GOAL OF THE EXERCISE: Go through the data below. List every line that holds the word "membres".

[Data records]
■ ■ ■ ■ ■

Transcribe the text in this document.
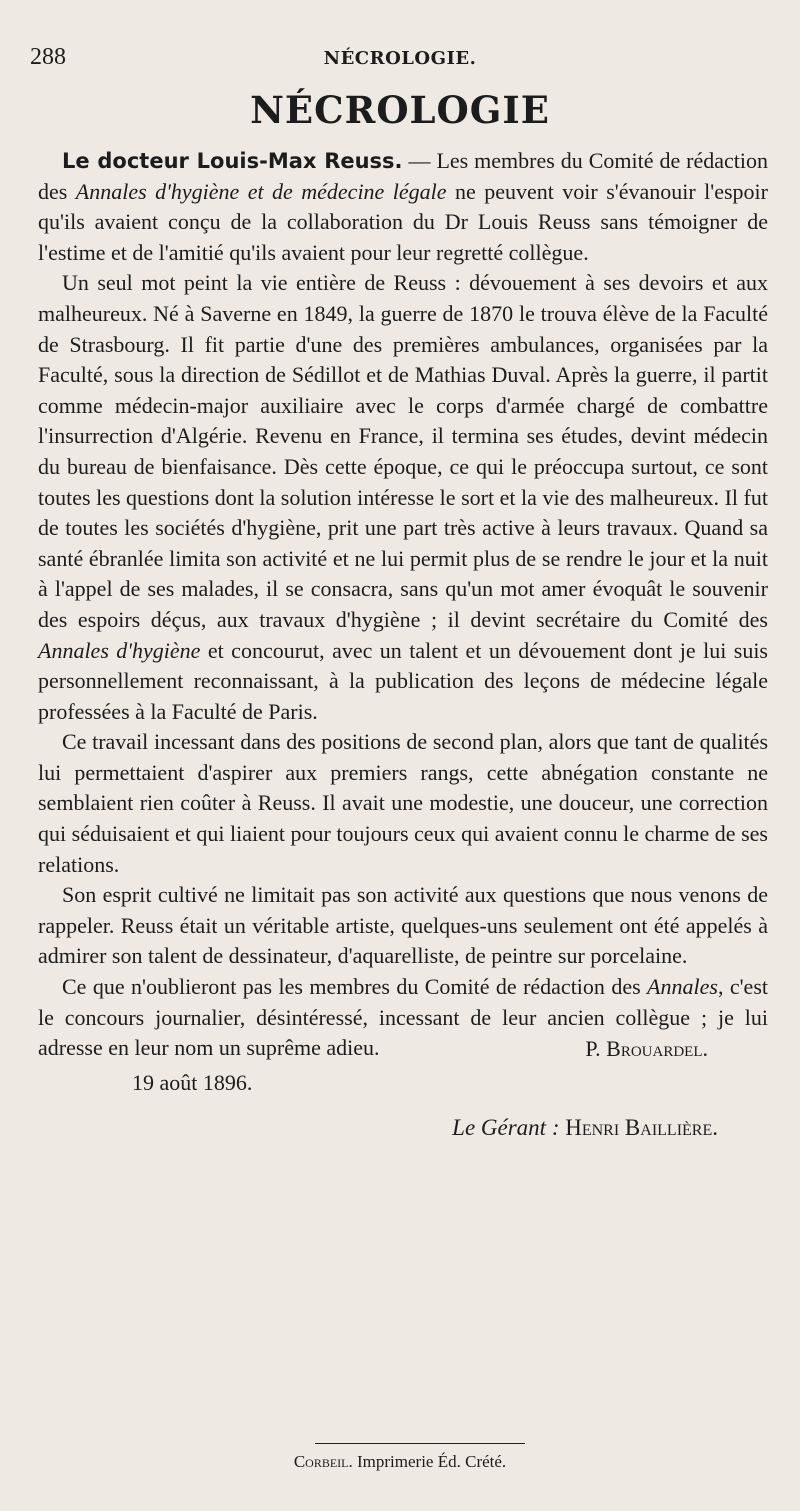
288	NÉCROLOGIE.
NÉCROLOGIE

Le docteur Louis-Max Reuss. — Les membres du Comité de rédaction des Annales d'hygiène et de médecine légale ne peuvent voir s'évanouir l'espoir qu'ils avaient conçu de la collaboration du Dr Louis Reuss sans témoigner de l'estime et de l'amitié qu'ils avaient pour leur regretté collègue.

Un seul mot peint la vie entière de Reuss : dévouement à ses devoirs et aux malheureux. Né à Saverne en 1849, la guerre de 1870 le trouva élève de la Faculté de Strasbourg. Il fit partie d'une des premières ambulances, organisées par la Faculté, sous la direction de Sédillot et de Mathias Duval. Après la guerre, il partit comme médecin-major auxiliaire avec le corps d'armée chargé de combattre l'insurrection d'Algérie. Revenu en France, il termina ses études, devint médecin du bureau de bienfaisance. Dès cette époque, ce qui le préoccupa surtout, ce sont toutes les questions dont la solution intéresse le sort et la vie des malheureux. Il fut de toutes les sociétés d'hygiène, prit une part très active à leurs travaux. Quand sa santé ébranlée limita son activité et ne lui permit plus de se rendre le jour et la nuit à l'appel de ses malades, il se consacra, sans qu'un mot amer évoquât le souvenir des espoirs déçus, aux travaux d'hygiène ; il devint secrétaire du Comité des Annales d'hygiène et concourut, avec un talent et un dévouement dont je lui suis personnellement reconnaissant, à la publication des leçons de médecine légale professées à la Faculté de Paris.

Ce travail incessant dans des positions de second plan, alors que tant de qualités lui permettaient d'aspirer aux premiers rangs, cette abnégation constante ne semblaient rien coûter à Reuss. Il avait une modestie, une douceur, une correction qui séduisaient et qui liaient pour toujours ceux qui avaient connu le charme de ses relations.

Son esprit cultivé ne limitait pas son activité aux questions que nous venons de rappeler. Reuss était un véritable artiste, quelques-uns seulement ont été appelés à admirer son talent de dessinateur, d'aquarelliste, de peintre sur porcelaine.

Ce que n'oublieront pas les membres du Comité de rédaction des Annales, c'est le concours journalier, désintéressé, incessant de leur ancien collègue ; je lui adresse en leur nom un suprême adieu.	P. Brouardel.
19 août 1896.
Le Gérant : Henri Baillière.
Corbeil. Imprimerie Éd. Crété.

■ ■ ■ ■ ■

SOLUTION:
Le docteur Louis-Max Reuss. — Les membres du Comité de rédaction des Annales d'hygiène et de médecine légale ne peuvent voir s'évanouir l'espoir qu'ils avaient conçu de la collaboration du Dr Louis Reuss sans témoigner de l'estime et de l'amitié qu'ils avaient pour leur regretté collègue.
Ce que n'oublieront pas les membres du Comité de rédaction des Annales, c'est le concours journalier, désintéressé, incessant de leur ancien collègue ; je lui adresse en leur nom un suprême adieu.	P. Brouardel.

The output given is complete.